PROBLEM STATEMENT: Identify every line in the records below that contains the word "subtitle", and reproduce each one.

Figure record extracts

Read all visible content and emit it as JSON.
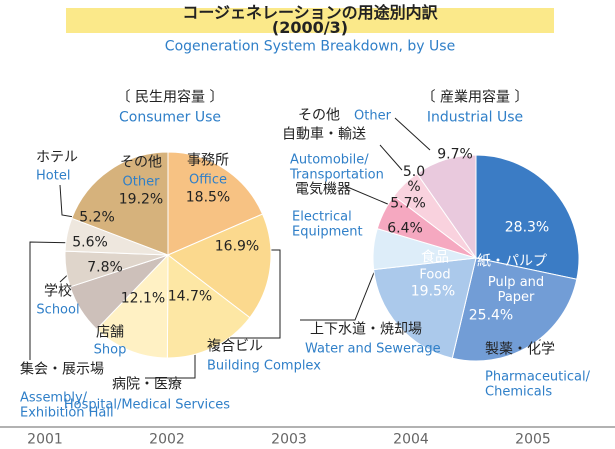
{
  "title": "コージェネレーションの用途別内訳(2000/3)",
  "subtitle": "Cogeneration System Breakdown, by Use",
  "chart_data": [
    {
      "type": "pie",
      "title": "〔 民生用容量 〕",
      "subtitle": "Consumer Use",
      "categories": [
        "事務所",
        "複合ビル",
        "病院・医療",
        "店舗",
        "学校",
        "集会・展示場",
        "ホテル",
        "その他"
      ],
      "categories_en": [
        "Office",
        "Building Complex",
        "Hospital/Medical Services",
        "Shop",
        "School",
        "Assembly/\nExhibition Hall",
        "Hotel",
        "Other"
      ],
      "values": [
        18.5,
        16.9,
        14.7,
        12.1,
        7.8,
        5.6,
        5.2,
        19.2
      ],
      "value_labels": [
        "18.5%",
        "16.9%",
        "14.7%",
        "12.1%",
        "7.8%",
        "5.6%",
        "5.2%",
        "19.2%"
      ],
      "colors": [
        "#f7c283",
        "#fbd98e",
        "#fde7a4",
        "#fff1c4",
        "#cdc0ba",
        "#dfd5cb",
        "#eee7de",
        "#d6b27c"
      ]
    },
    {
      "type": "pie",
      "title": "〔 産業用容量 〕",
      "subtitle": "Industrial Use",
      "categories": [
        "製薬・化学",
        "紙・パルプ",
        "食品",
        "上下水道・焼却場",
        "電気機器",
        "自動車・輸送",
        "その他"
      ],
      "categories_en": [
        "Pharmaceutical/\nChemicals",
        "Pulp and\nPaper",
        "Food",
        "Water and Sewerage",
        "Electrical\nEquipment",
        "Automobile/\nTransportation",
        "Other"
      ],
      "values": [
        28.3,
        25.4,
        19.5,
        6.4,
        5.7,
        5.0,
        9.7
      ],
      "value_labels": [
        "28.3%",
        "25.4%",
        "19.5%",
        "6.4%",
        "5.7%",
        "5.0\n%",
        "9.7%"
      ],
      "colors": [
        "#3b7cc5",
        "#729dd6",
        "#abc9eb",
        "#ddedf9",
        "#f5a8c0",
        "#f9d2de",
        "#e9c9dd"
      ]
    }
  ],
  "footer": [
    "2001",
    "2002",
    "2003",
    "2004",
    "2005"
  ]
}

ANSWER:
  "subtitle": "Cogeneration System Breakdown, by Use",
      "subtitle": "Consumer Use",
      "subtitle": "Industrial Use",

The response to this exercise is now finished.